● **Records supplied**:
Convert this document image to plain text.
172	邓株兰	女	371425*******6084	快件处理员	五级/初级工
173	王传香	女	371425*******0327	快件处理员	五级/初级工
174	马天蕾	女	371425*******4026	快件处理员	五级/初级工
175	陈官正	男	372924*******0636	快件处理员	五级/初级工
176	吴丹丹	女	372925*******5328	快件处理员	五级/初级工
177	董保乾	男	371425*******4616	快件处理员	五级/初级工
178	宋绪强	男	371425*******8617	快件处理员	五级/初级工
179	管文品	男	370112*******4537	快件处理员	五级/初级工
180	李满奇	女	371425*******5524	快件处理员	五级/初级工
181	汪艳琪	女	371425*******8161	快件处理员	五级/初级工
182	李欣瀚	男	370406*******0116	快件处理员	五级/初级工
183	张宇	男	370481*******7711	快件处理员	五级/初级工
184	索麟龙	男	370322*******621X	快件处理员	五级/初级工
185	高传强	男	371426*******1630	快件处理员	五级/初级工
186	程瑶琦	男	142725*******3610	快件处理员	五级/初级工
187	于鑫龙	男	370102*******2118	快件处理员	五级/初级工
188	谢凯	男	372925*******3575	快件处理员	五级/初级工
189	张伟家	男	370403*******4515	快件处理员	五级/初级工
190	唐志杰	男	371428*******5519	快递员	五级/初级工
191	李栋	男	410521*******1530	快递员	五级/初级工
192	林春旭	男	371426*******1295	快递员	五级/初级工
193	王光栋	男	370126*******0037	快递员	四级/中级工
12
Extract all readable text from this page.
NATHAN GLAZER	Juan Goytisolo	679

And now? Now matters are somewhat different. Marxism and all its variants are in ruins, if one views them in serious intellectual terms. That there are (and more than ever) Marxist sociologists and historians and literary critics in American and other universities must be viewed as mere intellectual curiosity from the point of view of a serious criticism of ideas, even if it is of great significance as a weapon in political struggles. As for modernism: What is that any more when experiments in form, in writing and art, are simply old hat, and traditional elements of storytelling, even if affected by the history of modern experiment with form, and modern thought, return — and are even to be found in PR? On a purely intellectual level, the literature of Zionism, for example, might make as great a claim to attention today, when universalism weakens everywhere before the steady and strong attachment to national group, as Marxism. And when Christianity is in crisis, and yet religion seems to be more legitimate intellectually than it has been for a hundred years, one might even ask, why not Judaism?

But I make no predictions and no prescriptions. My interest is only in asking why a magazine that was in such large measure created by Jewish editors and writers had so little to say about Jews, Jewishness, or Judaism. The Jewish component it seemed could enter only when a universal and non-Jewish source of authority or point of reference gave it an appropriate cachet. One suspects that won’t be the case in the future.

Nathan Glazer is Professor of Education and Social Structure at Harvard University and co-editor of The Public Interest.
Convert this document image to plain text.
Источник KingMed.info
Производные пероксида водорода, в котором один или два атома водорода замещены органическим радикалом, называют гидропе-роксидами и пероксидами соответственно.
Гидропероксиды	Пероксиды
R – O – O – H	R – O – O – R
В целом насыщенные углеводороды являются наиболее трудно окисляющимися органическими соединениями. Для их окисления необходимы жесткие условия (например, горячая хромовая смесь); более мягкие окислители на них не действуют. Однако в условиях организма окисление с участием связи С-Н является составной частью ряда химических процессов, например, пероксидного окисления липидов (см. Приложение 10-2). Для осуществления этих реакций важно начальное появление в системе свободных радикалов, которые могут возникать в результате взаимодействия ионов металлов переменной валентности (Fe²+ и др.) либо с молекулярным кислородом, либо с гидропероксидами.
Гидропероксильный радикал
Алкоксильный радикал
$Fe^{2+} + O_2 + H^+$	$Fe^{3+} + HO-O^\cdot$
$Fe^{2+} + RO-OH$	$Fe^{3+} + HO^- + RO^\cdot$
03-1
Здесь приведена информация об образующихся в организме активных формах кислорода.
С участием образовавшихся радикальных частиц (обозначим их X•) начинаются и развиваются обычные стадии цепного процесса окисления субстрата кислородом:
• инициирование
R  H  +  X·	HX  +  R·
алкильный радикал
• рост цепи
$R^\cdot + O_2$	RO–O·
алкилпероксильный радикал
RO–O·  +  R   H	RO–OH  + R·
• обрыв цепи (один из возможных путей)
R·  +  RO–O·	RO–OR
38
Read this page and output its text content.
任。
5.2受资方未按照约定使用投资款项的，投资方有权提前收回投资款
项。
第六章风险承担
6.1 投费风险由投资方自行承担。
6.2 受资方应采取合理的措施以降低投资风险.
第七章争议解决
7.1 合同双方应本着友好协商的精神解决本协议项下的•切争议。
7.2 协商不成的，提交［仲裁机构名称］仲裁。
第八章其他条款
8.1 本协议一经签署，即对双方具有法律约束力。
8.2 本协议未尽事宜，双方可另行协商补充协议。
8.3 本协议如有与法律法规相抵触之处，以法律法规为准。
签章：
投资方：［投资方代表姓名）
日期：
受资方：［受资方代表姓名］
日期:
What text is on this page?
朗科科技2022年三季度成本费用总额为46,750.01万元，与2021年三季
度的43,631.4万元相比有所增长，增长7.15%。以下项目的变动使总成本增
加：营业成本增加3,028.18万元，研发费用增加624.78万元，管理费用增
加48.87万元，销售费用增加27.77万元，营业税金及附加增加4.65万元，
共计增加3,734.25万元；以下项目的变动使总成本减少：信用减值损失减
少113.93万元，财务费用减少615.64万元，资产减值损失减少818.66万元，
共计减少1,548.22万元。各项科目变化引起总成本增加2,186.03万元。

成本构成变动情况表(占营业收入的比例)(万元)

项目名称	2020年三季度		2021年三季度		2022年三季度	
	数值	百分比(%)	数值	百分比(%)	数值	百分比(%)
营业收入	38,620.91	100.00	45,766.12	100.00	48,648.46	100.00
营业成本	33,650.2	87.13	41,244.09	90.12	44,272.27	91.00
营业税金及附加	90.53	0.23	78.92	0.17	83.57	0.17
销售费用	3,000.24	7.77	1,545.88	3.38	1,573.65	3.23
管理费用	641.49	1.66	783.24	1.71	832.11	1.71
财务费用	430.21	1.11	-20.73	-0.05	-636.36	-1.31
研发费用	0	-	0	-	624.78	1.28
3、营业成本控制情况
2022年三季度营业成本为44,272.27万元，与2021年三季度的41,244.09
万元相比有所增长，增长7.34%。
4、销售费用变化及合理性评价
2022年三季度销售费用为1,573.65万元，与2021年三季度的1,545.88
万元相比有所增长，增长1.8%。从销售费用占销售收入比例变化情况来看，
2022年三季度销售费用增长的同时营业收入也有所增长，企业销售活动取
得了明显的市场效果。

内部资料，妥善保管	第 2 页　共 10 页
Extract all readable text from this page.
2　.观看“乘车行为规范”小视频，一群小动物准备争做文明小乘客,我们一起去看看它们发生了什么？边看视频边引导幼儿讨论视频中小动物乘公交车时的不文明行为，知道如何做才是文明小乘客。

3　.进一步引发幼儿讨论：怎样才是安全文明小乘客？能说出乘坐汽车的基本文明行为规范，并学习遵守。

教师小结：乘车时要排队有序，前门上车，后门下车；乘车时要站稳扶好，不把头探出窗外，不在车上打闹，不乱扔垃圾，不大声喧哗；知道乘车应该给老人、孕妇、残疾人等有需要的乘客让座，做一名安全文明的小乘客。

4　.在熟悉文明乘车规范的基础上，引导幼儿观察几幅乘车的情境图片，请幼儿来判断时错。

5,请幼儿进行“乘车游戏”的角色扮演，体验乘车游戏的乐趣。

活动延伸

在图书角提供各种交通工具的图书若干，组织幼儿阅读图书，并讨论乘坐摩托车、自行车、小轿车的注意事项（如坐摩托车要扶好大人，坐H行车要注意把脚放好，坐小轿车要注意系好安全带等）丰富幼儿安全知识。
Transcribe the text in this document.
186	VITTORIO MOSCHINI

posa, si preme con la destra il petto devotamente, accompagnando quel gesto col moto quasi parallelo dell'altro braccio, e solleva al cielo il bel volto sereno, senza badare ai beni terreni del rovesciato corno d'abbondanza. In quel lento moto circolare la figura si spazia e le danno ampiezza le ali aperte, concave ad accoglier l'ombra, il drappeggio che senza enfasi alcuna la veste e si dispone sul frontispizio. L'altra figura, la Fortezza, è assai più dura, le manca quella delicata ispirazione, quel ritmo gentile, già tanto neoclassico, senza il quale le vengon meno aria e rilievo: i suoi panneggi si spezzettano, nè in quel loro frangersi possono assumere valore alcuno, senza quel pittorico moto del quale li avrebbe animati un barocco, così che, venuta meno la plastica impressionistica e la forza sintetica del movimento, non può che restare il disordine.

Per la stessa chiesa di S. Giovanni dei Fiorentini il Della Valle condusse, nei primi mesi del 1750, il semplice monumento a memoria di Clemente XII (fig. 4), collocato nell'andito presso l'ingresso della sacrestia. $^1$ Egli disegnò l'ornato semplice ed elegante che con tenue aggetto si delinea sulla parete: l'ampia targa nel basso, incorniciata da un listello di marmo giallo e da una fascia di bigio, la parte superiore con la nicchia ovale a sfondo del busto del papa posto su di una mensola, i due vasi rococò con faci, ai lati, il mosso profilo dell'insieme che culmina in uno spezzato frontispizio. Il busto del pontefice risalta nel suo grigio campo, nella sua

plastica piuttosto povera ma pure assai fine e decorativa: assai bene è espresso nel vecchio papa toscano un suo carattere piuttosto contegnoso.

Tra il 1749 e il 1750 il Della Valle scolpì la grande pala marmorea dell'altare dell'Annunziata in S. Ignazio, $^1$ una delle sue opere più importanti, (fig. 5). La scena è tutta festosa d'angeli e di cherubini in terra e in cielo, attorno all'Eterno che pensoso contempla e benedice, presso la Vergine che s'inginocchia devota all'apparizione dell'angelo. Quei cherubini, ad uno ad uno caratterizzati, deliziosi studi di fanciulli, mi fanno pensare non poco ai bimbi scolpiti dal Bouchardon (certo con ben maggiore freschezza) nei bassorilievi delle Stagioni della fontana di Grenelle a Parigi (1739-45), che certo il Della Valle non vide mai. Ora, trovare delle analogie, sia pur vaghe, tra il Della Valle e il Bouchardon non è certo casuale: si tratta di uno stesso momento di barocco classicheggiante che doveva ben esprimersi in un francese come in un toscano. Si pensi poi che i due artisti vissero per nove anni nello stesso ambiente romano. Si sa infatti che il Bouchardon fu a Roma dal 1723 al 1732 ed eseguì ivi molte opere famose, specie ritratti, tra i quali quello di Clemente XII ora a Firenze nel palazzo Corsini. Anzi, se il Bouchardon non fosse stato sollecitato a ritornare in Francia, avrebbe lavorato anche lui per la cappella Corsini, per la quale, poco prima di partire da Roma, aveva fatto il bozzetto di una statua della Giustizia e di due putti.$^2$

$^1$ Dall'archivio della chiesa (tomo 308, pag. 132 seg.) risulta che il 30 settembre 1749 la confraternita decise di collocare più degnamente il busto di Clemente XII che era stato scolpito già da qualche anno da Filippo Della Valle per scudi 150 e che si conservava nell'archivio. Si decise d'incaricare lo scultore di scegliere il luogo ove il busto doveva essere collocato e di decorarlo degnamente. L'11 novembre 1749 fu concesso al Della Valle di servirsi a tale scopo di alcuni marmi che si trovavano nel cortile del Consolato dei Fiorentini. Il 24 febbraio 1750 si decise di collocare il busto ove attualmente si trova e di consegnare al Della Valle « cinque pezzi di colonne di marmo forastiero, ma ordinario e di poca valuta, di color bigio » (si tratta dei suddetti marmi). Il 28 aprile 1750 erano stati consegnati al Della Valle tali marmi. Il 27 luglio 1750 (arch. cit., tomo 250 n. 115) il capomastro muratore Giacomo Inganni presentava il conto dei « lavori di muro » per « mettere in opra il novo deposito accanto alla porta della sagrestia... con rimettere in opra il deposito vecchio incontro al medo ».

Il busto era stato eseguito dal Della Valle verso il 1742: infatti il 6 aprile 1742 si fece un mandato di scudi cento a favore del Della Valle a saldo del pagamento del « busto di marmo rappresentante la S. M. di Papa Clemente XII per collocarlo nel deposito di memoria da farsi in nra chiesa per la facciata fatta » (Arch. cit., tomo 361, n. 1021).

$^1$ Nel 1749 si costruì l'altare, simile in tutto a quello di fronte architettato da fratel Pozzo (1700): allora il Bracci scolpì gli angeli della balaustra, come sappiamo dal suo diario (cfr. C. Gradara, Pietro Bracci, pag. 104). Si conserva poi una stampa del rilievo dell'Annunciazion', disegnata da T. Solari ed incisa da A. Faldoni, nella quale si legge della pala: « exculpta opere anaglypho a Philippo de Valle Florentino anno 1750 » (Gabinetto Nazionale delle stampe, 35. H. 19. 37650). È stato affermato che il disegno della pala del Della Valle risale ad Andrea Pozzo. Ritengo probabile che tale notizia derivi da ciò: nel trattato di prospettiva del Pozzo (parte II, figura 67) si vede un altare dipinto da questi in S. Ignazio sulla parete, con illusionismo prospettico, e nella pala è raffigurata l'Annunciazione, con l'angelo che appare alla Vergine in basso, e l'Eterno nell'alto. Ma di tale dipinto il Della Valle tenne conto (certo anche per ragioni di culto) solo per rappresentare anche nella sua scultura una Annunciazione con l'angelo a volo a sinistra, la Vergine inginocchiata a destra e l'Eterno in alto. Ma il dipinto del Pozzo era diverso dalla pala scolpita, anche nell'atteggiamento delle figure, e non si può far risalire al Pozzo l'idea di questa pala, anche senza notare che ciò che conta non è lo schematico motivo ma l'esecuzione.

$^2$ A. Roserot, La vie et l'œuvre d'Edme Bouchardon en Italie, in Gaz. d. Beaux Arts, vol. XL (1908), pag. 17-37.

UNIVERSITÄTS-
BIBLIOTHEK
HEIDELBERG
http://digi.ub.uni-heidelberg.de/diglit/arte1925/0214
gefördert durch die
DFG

● **Task objective**:
Look over the listing. Pull out every line with the string "цепи" in it.

● **Exercise output**:
• рост цепи
• обрыв цепи (один из возможных путей)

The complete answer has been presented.